Task prompt:
Below are entries; tally how many lines hold the string "Connectivity" and answer with only that figure.

Given entries:
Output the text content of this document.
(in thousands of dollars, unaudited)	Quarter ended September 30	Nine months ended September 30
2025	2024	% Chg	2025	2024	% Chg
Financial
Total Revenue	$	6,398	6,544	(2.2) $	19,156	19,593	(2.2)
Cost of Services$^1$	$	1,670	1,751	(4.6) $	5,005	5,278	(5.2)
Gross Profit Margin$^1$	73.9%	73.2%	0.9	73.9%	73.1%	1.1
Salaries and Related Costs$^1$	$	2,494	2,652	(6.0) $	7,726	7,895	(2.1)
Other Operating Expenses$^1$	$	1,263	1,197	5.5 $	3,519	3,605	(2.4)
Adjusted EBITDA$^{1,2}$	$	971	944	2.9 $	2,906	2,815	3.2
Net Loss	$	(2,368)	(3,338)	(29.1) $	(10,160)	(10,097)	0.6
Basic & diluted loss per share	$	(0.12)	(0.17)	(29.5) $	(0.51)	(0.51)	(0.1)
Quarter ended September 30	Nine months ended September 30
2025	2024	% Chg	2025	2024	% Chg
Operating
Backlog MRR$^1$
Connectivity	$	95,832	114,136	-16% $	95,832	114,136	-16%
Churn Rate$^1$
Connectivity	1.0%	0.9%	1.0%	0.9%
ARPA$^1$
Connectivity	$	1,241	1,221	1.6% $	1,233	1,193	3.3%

Finished exercise:
3